Write out all entries word for word.

Material:
<<<<

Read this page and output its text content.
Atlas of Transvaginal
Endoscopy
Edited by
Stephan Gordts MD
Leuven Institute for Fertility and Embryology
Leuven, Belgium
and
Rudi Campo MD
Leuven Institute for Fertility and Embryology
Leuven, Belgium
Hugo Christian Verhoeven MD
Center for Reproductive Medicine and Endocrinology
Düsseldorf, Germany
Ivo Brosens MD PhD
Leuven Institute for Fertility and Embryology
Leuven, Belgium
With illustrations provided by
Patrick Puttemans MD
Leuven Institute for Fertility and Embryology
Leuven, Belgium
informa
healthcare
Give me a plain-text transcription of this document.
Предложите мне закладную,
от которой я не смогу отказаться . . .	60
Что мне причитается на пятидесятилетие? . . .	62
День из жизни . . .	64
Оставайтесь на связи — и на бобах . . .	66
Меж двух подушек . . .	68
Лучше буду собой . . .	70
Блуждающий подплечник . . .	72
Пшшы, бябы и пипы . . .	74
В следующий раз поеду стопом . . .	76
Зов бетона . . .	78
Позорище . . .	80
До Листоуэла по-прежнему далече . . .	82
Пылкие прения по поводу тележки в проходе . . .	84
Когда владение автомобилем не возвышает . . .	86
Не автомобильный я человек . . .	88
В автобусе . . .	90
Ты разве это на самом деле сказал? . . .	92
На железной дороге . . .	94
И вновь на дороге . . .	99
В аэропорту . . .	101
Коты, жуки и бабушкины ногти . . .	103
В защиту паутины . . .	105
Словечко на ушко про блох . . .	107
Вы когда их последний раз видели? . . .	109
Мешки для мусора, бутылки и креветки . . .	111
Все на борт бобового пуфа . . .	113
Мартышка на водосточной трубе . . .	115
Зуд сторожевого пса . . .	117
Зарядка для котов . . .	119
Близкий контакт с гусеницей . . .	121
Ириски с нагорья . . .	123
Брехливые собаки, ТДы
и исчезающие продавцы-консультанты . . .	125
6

>>>>

The result:
Read this page and output its text content.
Atlas of Transvaginal
Endoscopy
Edited by
Stephan Gordts MD
Leuven Institute for Fertility and Embryology
Leuven, Belgium
and
Rudi Campo MD
Leuven Institute for Fertility and Embryology
Leuven, Belgium
Hugo Christian Verhoeven MD
Center for Reproductive Medicine and Endocrinology
Düsseldorf, Germany
Ivo Brosens MD PhD
Leuven Institute for Fertility and Embryology
Leuven, Belgium
With illustrations provided by
Patrick Puttemans MD
Leuven Institute for Fertility and Embryology
Leuven, Belgium
informa
healthcare
Give me a plain-text transcription of this document.
Предложите мне закладную,
от которой я не смогу отказаться . . .	60
Что мне причитается на пятидесятилетие? . . .	62
День из жизни . . .	64
Оставайтесь на связи — и на бобах . . .	66
Меж двух подушек . . .	68
Лучше буду собой . . .	70
Блуждающий подплечник . . .	72
Пшшы, бябы и пипы . . .	74
В следующий раз поеду стопом . . .	76
Зов бетона . . .	78
Позорище . . .	80
До Листоуэла по-прежнему далече . . .	82
Пылкие прения по поводу тележки в проходе . . .	84
Когда владение автомобилем не возвышает . . .	86
Не автомобильный я человек . . .	88
В автобусе . . .	90
Ты разве это на самом деле сказал? . . .	92
На железной дороге . . .	94
И вновь на дороге . . .	99
В аэропорту . . .	101
Коты, жуки и бабушкины ногти . . .	103
В защиту паутины . . .	105
Словечко на ушко про блох . . .	107
Вы когда их последний раз видели? . . .	109
Мешки для мусора, бутылки и креветки . . .	111
Все на борт бобового пуфа . . .	113
Мартышка на водосточной трубе . . .	115
Зуд сторожевого пса . . .	117
Зарядка для котов . . .	119
Близкий контакт с гусеницей . . .	121
Ириски с нагорья . . .	123
Брехливые собаки, ТДы
и исчезающие продавцы-консультанты . . .	125
6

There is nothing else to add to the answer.